━━━ Task material ━━━
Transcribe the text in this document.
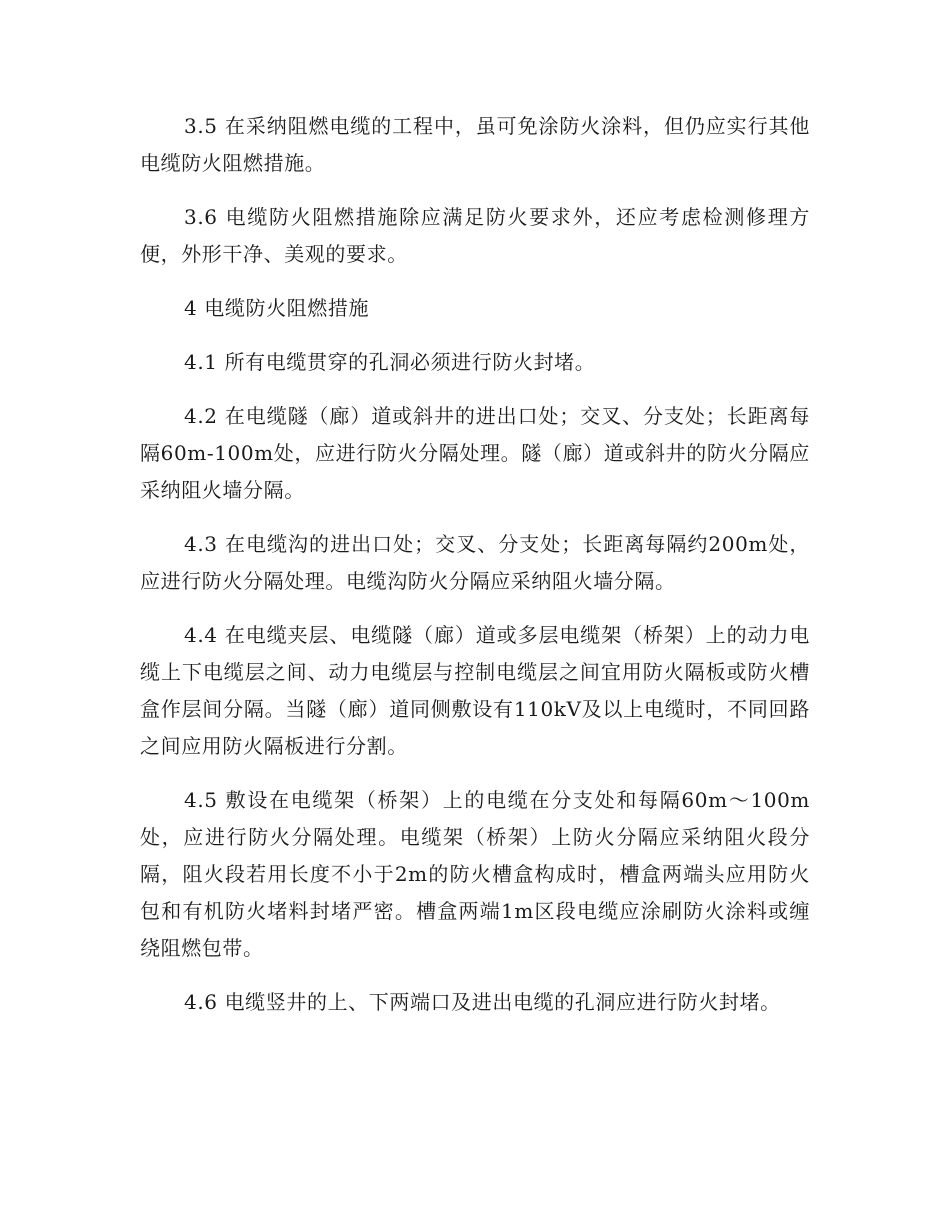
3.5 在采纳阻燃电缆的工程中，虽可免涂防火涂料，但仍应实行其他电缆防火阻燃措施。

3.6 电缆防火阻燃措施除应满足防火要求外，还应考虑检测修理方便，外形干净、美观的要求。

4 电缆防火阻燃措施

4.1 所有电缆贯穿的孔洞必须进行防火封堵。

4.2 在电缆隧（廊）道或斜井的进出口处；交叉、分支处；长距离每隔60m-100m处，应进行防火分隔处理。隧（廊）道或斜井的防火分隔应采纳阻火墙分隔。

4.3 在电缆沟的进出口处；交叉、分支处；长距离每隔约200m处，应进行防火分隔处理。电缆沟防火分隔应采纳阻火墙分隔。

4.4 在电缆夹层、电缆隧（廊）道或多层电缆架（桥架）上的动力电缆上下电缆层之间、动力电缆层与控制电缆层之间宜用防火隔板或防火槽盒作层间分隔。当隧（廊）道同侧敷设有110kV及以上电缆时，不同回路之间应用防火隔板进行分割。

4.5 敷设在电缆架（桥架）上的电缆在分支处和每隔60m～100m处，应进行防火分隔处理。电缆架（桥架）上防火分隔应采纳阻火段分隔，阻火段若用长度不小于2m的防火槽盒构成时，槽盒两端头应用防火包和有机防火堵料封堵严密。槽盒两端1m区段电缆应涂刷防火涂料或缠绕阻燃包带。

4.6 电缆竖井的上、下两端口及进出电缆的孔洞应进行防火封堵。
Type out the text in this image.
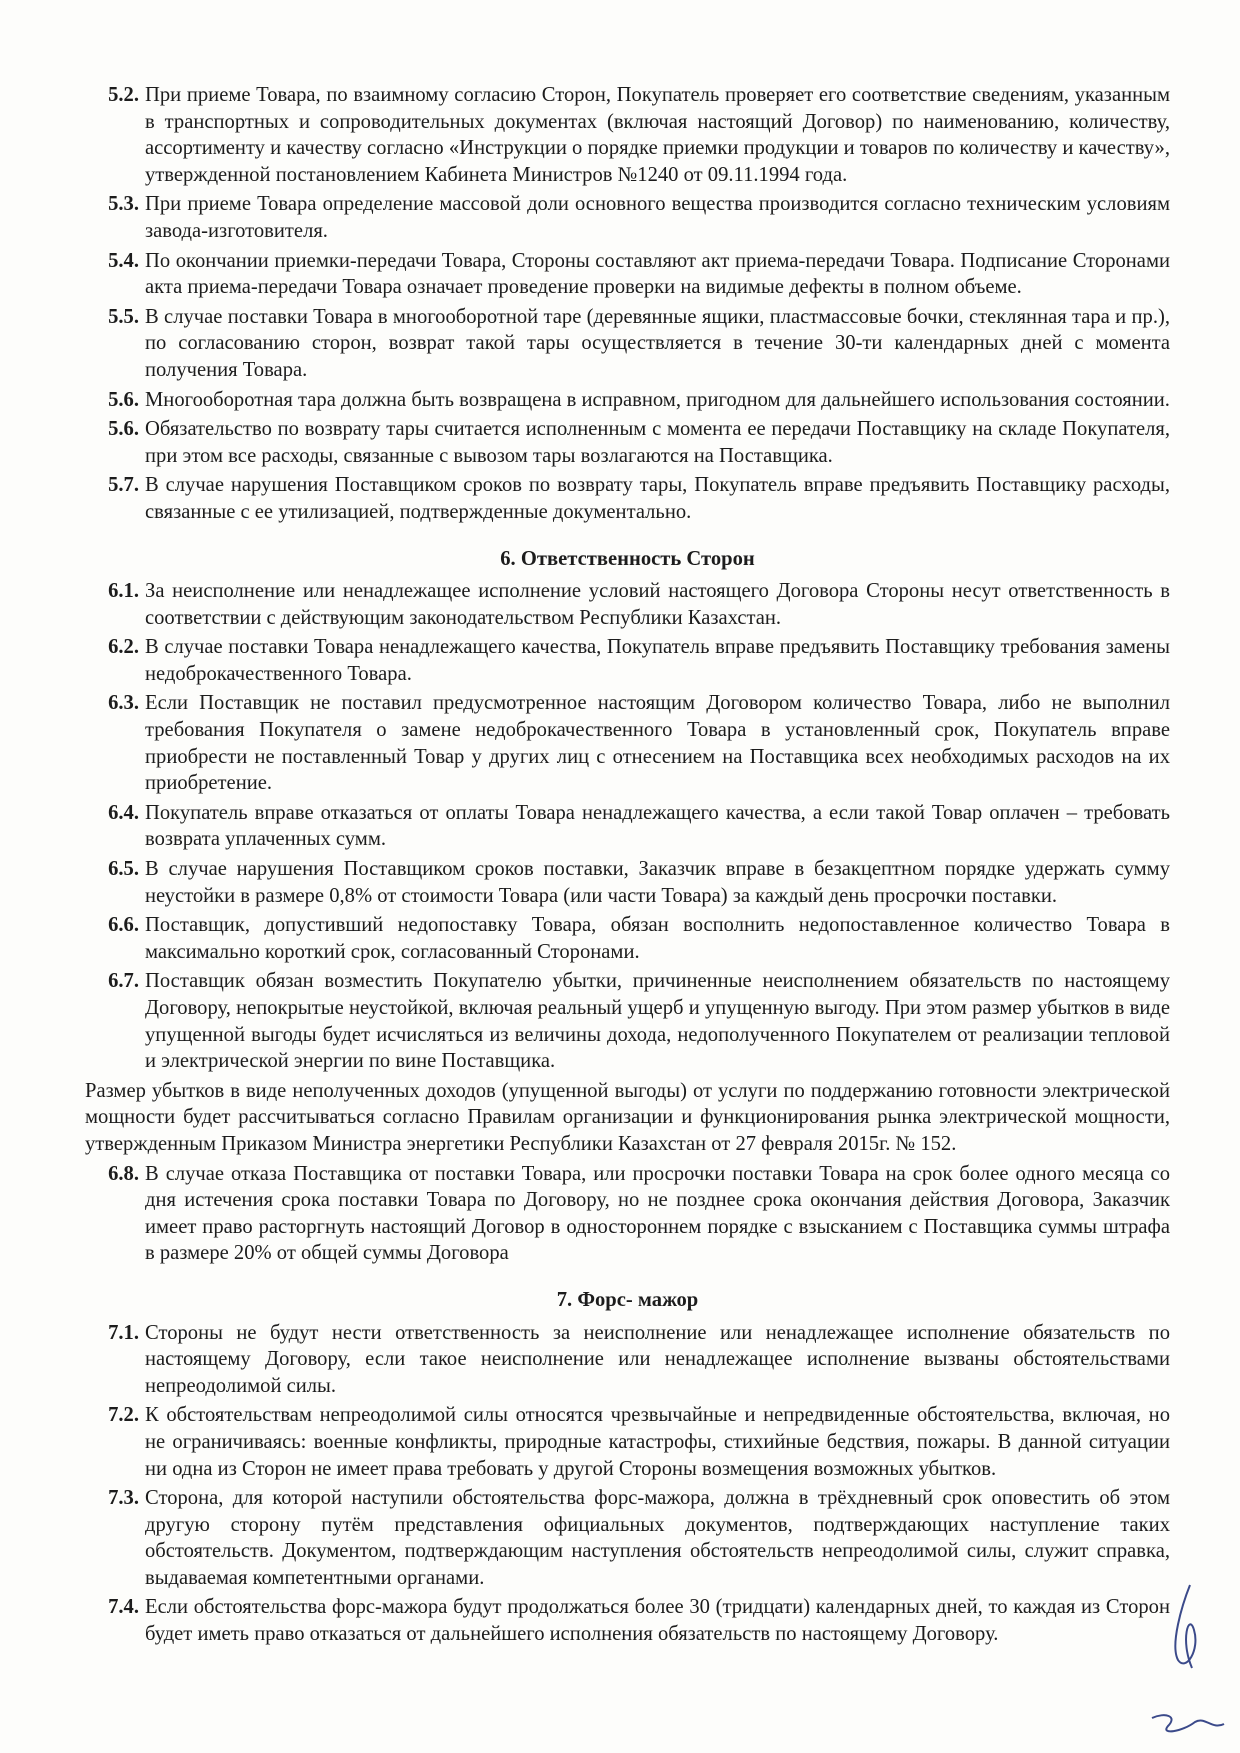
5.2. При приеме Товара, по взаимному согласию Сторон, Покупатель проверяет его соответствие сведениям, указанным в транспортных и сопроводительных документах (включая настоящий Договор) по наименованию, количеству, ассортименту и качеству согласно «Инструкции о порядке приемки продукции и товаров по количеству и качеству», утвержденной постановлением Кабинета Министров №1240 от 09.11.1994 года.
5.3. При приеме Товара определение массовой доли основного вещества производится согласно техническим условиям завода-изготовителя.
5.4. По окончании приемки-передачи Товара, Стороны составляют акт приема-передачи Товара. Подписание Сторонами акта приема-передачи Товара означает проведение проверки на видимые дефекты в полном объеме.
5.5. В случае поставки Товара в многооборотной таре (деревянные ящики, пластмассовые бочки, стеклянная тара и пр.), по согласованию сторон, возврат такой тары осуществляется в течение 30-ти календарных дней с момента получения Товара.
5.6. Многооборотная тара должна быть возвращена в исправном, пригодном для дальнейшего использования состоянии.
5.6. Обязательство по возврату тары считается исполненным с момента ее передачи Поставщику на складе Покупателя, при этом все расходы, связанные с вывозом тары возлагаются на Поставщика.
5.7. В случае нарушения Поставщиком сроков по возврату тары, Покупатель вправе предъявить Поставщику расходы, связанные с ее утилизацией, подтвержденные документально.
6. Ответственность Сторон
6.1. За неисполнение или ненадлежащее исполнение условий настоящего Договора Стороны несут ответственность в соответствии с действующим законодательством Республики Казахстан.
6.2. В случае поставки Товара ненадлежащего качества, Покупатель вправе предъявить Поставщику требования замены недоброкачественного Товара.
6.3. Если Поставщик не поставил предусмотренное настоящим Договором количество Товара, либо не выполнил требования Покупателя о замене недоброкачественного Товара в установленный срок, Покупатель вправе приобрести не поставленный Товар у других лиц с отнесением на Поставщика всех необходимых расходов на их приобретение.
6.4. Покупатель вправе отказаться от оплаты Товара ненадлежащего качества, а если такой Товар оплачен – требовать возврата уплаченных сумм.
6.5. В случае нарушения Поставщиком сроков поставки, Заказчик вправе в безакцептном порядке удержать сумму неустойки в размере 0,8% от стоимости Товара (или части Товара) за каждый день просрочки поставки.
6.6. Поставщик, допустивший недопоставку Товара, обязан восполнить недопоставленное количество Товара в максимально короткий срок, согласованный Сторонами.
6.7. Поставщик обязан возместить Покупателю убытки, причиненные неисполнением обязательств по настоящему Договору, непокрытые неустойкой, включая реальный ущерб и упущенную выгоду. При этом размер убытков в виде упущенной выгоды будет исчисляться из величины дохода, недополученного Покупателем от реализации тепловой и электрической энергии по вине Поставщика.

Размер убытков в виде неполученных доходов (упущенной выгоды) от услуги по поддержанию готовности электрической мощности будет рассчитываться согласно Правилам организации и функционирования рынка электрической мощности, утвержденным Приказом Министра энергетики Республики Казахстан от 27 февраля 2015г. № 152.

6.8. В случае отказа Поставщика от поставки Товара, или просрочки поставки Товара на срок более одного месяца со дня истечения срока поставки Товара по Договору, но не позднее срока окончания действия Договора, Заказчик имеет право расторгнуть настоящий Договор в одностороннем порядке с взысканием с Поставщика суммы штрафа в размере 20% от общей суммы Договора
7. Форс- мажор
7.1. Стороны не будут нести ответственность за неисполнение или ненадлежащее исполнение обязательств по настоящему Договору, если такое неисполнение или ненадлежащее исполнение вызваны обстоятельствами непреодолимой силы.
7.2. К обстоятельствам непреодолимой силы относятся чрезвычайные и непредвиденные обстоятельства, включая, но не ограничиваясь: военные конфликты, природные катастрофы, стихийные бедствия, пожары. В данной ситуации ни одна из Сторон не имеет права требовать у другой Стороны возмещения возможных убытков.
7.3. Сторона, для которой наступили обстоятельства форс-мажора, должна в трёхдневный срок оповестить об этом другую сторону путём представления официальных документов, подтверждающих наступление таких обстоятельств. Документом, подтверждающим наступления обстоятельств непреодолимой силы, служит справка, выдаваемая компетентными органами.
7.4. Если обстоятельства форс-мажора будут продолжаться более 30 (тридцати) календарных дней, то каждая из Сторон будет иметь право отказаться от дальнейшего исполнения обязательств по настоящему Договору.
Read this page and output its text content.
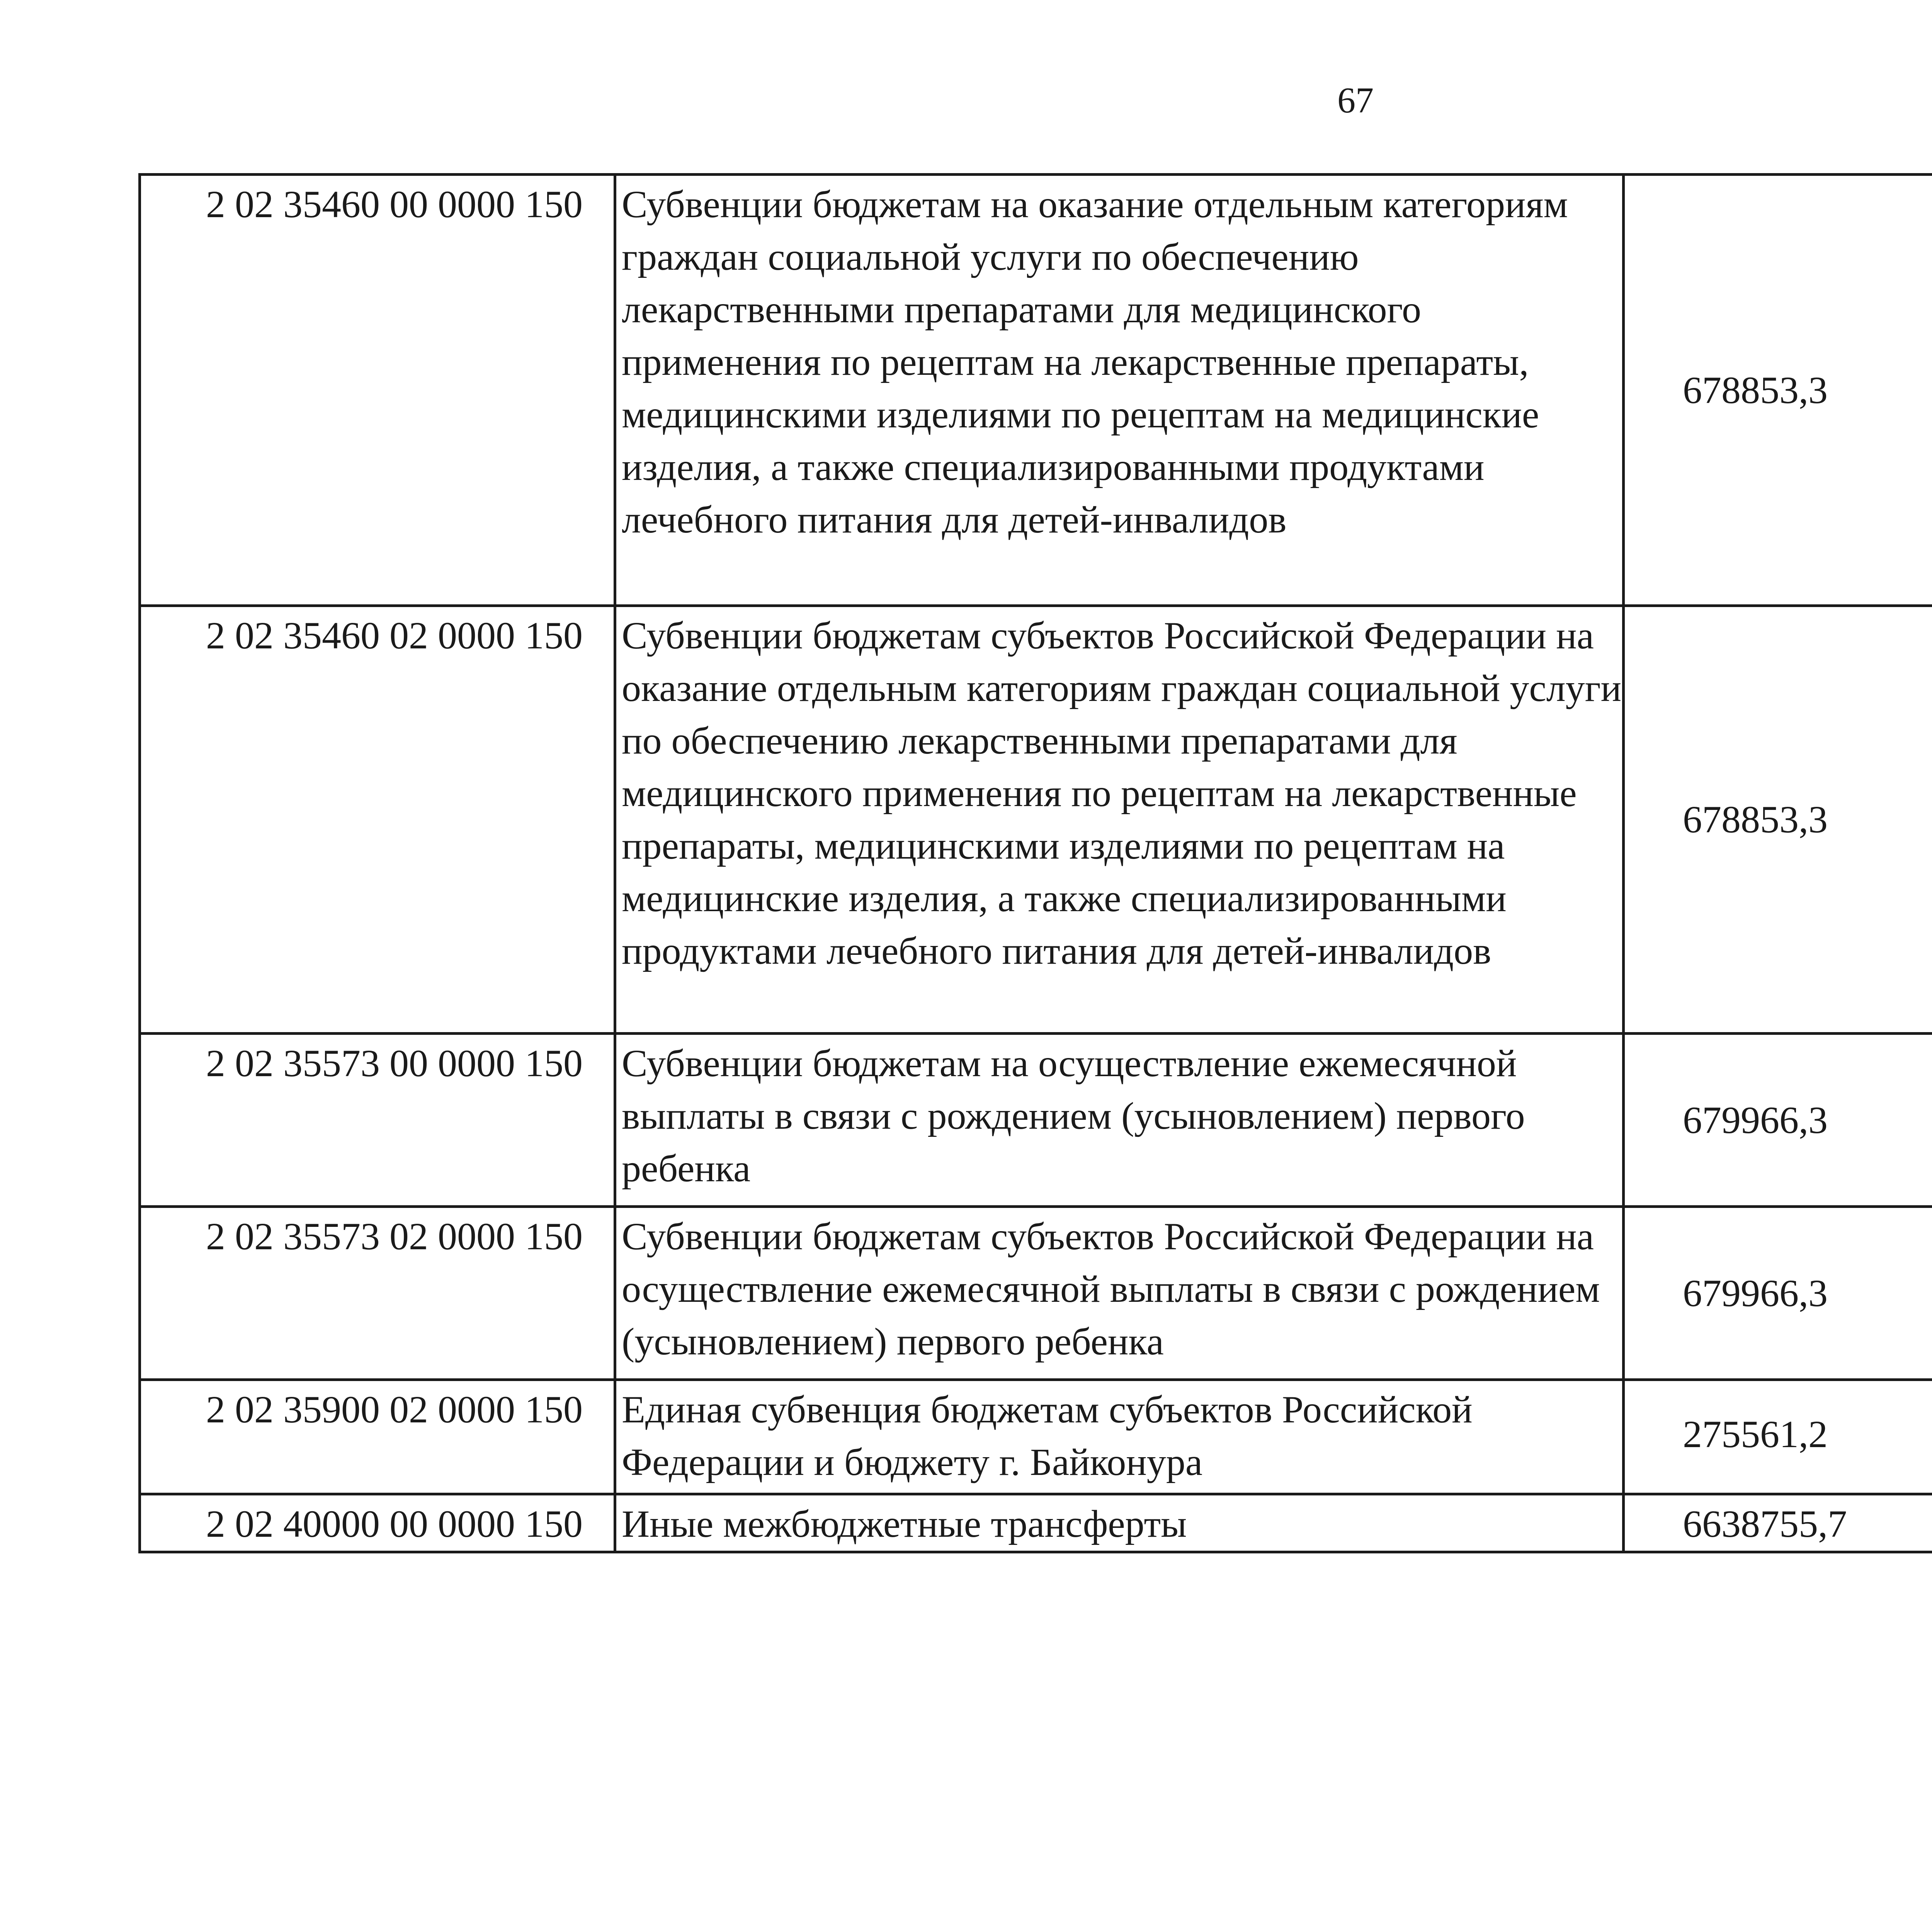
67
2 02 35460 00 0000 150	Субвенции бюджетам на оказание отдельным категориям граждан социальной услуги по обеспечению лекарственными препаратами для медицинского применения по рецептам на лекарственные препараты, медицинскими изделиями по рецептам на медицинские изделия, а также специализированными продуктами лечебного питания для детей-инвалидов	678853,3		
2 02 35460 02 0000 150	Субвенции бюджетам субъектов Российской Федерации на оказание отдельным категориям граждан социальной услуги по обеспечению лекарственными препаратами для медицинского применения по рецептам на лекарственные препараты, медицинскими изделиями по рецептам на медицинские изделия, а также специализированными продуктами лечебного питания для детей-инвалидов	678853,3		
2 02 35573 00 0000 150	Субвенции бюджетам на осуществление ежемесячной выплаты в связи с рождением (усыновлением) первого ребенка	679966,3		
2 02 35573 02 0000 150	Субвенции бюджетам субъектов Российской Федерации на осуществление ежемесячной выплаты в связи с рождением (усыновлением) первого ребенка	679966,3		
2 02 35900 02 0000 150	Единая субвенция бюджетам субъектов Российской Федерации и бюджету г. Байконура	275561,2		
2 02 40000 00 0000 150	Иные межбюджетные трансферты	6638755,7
━━━
[Aim]:
Quote the material above exactly, from the line holding "Read this page and output its text content." through its last line, including both. Omit the pictures.

[Solution]:
Read this page and output its text content.
67
2 02 35460 00 0000 150	Субвенции бюджетам на оказание отдельным категориям граждан социальной услуги по обеспечению лекарственными препаратами для медицинского применения по рецептам на лекарственные препараты, медицинскими изделиями по рецептам на медицинские изделия, а также специализированными продуктами лечебного питания для детей-инвалидов	678853,3		
2 02 35460 02 0000 150	Субвенции бюджетам субъектов Российской Федерации на оказание отдельным категориям граждан социальной услуги по обеспечению лекарственными препаратами для медицинского применения по рецептам на лекарственные препараты, медицинскими изделиями по рецептам на медицинские изделия, а также специализированными продуктами лечебного питания для детей-инвалидов	678853,3		
2 02 35573 00 0000 150	Субвенции бюджетам на осуществление ежемесячной выплаты в связи с рождением (усыновлением) первого ребенка	679966,3		
2 02 35573 02 0000 150	Субвенции бюджетам субъектов Российской Федерации на осуществление ежемесячной выплаты в связи с рождением (усыновлением) первого ребенка	679966,3		
2 02 35900 02 0000 150	Единая субвенция бюджетам субъектов Российской Федерации и бюджету г. Байконура	275561,2		
2 02 40000 00 0000 150	Иные межбюджетные трансферты	6638755,7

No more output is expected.